[TASK BRIEF] Repeat the lines that follow, leaving nothing out.

#####

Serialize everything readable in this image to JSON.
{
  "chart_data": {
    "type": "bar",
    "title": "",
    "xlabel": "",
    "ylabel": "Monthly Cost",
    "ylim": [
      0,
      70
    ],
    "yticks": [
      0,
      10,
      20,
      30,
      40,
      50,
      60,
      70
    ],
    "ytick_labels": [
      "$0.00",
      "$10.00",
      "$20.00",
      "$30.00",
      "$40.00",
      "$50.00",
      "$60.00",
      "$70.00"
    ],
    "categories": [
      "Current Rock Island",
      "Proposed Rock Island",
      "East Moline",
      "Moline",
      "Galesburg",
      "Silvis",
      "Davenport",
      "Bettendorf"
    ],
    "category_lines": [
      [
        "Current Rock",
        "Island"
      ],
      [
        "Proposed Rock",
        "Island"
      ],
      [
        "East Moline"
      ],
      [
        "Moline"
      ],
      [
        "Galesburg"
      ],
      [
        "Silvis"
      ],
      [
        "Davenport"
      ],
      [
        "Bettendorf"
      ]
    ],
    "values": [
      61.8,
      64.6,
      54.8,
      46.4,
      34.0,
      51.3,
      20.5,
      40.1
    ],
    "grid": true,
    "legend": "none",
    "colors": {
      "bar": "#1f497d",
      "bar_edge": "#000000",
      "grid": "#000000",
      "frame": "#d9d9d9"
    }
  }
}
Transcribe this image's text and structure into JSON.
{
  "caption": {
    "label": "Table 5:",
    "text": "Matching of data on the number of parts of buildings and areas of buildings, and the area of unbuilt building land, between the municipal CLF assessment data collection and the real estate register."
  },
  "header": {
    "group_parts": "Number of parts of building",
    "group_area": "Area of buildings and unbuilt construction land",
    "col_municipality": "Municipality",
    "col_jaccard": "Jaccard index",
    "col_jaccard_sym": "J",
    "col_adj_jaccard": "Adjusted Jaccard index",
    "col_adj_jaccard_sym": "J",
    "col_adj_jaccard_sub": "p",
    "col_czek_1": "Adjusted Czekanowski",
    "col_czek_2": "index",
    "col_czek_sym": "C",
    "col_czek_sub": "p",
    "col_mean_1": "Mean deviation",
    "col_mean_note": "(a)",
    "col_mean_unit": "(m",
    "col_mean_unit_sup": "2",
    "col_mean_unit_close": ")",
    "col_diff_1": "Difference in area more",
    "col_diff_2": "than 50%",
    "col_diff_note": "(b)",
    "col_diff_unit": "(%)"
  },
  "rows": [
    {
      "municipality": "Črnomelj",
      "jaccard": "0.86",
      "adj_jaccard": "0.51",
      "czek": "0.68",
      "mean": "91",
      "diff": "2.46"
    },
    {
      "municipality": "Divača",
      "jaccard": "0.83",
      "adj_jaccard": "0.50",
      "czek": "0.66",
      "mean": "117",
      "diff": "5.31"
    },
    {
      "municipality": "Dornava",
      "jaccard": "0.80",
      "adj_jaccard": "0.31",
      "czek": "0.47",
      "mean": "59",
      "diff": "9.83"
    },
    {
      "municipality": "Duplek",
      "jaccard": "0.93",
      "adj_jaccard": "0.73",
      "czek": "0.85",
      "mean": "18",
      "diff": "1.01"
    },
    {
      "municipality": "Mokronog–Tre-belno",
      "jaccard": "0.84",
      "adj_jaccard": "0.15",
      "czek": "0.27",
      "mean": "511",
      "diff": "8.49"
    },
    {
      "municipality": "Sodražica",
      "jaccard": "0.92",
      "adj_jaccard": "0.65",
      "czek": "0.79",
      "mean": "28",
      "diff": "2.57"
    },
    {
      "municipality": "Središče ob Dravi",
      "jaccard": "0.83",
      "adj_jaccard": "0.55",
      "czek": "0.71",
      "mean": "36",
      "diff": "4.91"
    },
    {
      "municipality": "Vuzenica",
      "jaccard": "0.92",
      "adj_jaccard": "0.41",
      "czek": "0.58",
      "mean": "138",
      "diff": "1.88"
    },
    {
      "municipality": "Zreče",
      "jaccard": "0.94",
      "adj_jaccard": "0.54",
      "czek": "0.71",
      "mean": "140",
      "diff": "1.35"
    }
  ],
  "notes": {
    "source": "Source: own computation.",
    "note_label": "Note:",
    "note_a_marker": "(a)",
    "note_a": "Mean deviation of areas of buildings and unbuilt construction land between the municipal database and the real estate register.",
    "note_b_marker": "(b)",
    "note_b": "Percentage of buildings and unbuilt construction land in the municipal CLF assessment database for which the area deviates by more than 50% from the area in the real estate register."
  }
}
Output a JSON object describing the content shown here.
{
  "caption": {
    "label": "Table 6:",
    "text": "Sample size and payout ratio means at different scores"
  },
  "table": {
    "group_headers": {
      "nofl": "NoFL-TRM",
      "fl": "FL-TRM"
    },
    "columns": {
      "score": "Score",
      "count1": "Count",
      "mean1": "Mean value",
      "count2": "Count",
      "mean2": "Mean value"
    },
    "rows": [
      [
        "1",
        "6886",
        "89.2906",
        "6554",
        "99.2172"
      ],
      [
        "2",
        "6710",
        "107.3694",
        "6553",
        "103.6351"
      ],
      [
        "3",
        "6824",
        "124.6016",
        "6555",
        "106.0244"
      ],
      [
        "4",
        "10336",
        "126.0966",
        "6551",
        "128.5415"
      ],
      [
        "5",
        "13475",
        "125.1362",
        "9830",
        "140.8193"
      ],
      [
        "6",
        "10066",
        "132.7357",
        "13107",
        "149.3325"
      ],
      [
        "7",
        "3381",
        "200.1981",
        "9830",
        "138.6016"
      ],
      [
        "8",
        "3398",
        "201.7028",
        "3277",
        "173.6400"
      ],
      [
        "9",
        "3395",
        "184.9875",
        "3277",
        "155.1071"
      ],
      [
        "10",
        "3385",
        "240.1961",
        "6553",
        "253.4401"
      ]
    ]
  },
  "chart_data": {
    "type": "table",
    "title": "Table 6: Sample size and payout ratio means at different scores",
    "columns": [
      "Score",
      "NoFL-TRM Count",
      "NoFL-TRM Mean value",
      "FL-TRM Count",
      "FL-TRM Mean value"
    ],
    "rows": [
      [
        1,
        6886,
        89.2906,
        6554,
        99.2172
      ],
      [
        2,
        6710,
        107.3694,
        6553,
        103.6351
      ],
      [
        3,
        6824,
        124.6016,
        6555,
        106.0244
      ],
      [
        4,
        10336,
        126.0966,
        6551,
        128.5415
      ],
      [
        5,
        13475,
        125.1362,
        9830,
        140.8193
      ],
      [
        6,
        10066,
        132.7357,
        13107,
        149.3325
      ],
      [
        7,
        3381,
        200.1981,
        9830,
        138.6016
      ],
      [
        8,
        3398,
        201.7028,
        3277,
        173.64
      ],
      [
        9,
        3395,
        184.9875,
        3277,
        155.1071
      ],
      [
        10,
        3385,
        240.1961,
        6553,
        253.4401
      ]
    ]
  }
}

#####

[WRITTEN RESPONSE]
Serialize everything readable in this image to JSON.
{
  "chart_data": {
    "type": "bar",
    "title": "",
    "xlabel": "",
    "ylabel": "Monthly Cost",
    "ylim": [
      0,
      70
    ],
    "yticks": [
      0,
      10,
      20,
      30,
      40,
      50,
      60,
      70
    ],
    "ytick_labels": [
      "$0.00",
      "$10.00",
      "$20.00",
      "$30.00",
      "$40.00",
      "$50.00",
      "$60.00",
      "$70.00"
    ],
    "categories": [
      "Current Rock Island",
      "Proposed Rock Island",
      "East Moline",
      "Moline",
      "Galesburg",
      "Silvis",
      "Davenport",
      "Bettendorf"
    ],
    "category_lines": [
      [
        "Current Rock",
        "Island"
      ],
      [
        "Proposed Rock",
        "Island"
      ],
      [
        "East Moline"
      ],
      [
        "Moline"
      ],
      [
        "Galesburg"
      ],
      [
        "Silvis"
      ],
      [
        "Davenport"
      ],
      [
        "Bettendorf"
      ]
    ],
    "values": [
      61.8,
      64.6,
      54.8,
      46.4,
      34.0,
      51.3,
      20.5,
      40.1
    ],
    "grid": true,
    "legend": "none",
    "colors": {
      "bar": "#1f497d",
      "bar_edge": "#000000",
      "grid": "#000000",
      "frame": "#d9d9d9"
    }
  }
}
Transcribe this image's text and structure into JSON.
{
  "caption": {
    "label": "Table 5:",
    "text": "Matching of data on the number of parts of buildings and areas of buildings, and the area of unbuilt building land, between the municipal CLF assessment data collection and the real estate register."
  },
  "header": {
    "group_parts": "Number of parts of building",
    "group_area": "Area of buildings and unbuilt construction land",
    "col_municipality": "Municipality",
    "col_jaccard": "Jaccard index",
    "col_jaccard_sym": "J",
    "col_adj_jaccard": "Adjusted Jaccard index",
    "col_adj_jaccard_sym": "J",
    "col_adj_jaccard_sub": "p",
    "col_czek_1": "Adjusted Czekanowski",
    "col_czek_2": "index",
    "col_czek_sym": "C",
    "col_czek_sub": "p",
    "col_mean_1": "Mean deviation",
    "col_mean_note": "(a)",
    "col_mean_unit": "(m",
    "col_mean_unit_sup": "2",
    "col_mean_unit_close": ")",
    "col_diff_1": "Difference in area more",
    "col_diff_2": "than 50%",
    "col_diff_note": "(b)",
    "col_diff_unit": "(%)"
  },
  "rows": [
    {
      "municipality": "Črnomelj",
      "jaccard": "0.86",
      "adj_jaccard": "0.51",
      "czek": "0.68",
      "mean": "91",
      "diff": "2.46"
    },
    {
      "municipality": "Divača",
      "jaccard": "0.83",
      "adj_jaccard": "0.50",
      "czek": "0.66",
      "mean": "117",
      "diff": "5.31"
    },
    {
      "municipality": "Dornava",
      "jaccard": "0.80",
      "adj_jaccard": "0.31",
      "czek": "0.47",
      "mean": "59",
      "diff": "9.83"
    },
    {
      "municipality": "Duplek",
      "jaccard": "0.93",
      "adj_jaccard": "0.73",
      "czek": "0.85",
      "mean": "18",
      "diff": "1.01"
    },
    {
      "municipality": "Mokronog–Tre-belno",
      "jaccard": "0.84",
      "adj_jaccard": "0.15",
      "czek": "0.27",
      "mean": "511",
      "diff": "8.49"
    },
    {
      "municipality": "Sodražica",
      "jaccard": "0.92",
      "adj_jaccard": "0.65",
      "czek": "0.79",
      "mean": "28",
      "diff": "2.57"
    },
    {
      "municipality": "Središče ob Dravi",
      "jaccard": "0.83",
      "adj_jaccard": "0.55",
      "czek": "0.71",
      "mean": "36",
      "diff": "4.91"
    },
    {
      "municipality": "Vuzenica",
      "jaccard": "0.92",
      "adj_jaccard": "0.41",
      "czek": "0.58",
      "mean": "138",
      "diff": "1.88"
    },
    {
      "municipality": "Zreče",
      "jaccard": "0.94",
      "adj_jaccard": "0.54",
      "czek": "0.71",
      "mean": "140",
      "diff": "1.35"
    }
  ],
  "notes": {
    "source": "Source: own computation.",
    "note_label": "Note:",
    "note_a_marker": "(a)",
    "note_a": "Mean deviation of areas of buildings and unbuilt construction land between the municipal database and the real estate register.",
    "note_b_marker": "(b)",
    "note_b": "Percentage of buildings and unbuilt construction land in the municipal CLF assessment database for which the area deviates by more than 50% from the area in the real estate register."
  }
}
Output a JSON object describing the content shown here.
{
  "caption": {
    "label": "Table 6:",
    "text": "Sample size and payout ratio means at different scores"
  },
  "table": {
    "group_headers": {
      "nofl": "NoFL-TRM",
      "fl": "FL-TRM"
    },
    "columns": {
      "score": "Score",
      "count1": "Count",
      "mean1": "Mean value",
      "count2": "Count",
      "mean2": "Mean value"
    },
    "rows": [
      [
        "1",
        "6886",
        "89.2906",
        "6554",
        "99.2172"
      ],
      [
        "2",
        "6710",
        "107.3694",
        "6553",
        "103.6351"
      ],
      [
        "3",
        "6824",
        "124.6016",
        "6555",
        "106.0244"
      ],
      [
        "4",
        "10336",
        "126.0966",
        "6551",
        "128.5415"
      ],
      [
        "5",
        "13475",
        "125.1362",
        "9830",
        "140.8193"
      ],
      [
        "6",
        "10066",
        "132.7357",
        "13107",
        "149.3325"
      ],
      [
        "7",
        "3381",
        "200.1981",
        "9830",
        "138.6016"
      ],
      [
        "8",
        "3398",
        "201.7028",
        "3277",
        "173.6400"
      ],
      [
        "9",
        "3395",
        "184.9875",
        "3277",
        "155.1071"
      ],
      [
        "10",
        "3385",
        "240.1961",
        "6553",
        "253.4401"
      ]
    ]
  },
  "chart_data": {
    "type": "table",
    "title": "Table 6: Sample size and payout ratio means at different scores",
    "columns": [
      "Score",
      "NoFL-TRM Count",
      "NoFL-TRM Mean value",
      "FL-TRM Count",
      "FL-TRM Mean value"
    ],
    "rows": [
      [
        1,
        6886,
        89.2906,
        6554,
        99.2172
      ],
      [
        2,
        6710,
        107.3694,
        6553,
        103.6351
      ],
      [
        3,
        6824,
        124.6016,
        6555,
        106.0244
      ],
      [
        4,
        10336,
        126.0966,
        6551,
        128.5415
      ],
      [
        5,
        13475,
        125.1362,
        9830,
        140.8193
      ],
      [
        6,
        10066,
        132.7357,
        13107,
        149.3325
      ],
      [
        7,
        3381,
        200.1981,
        9830,
        138.6016
      ],
      [
        8,
        3398,
        201.7028,
        3277,
        173.64
      ],
      [
        9,
        3395,
        184.9875,
        3277,
        155.1071
      ],
      [
        10,
        3385,
        240.1961,
        6553,
        253.4401
      ]
    ]
  }
}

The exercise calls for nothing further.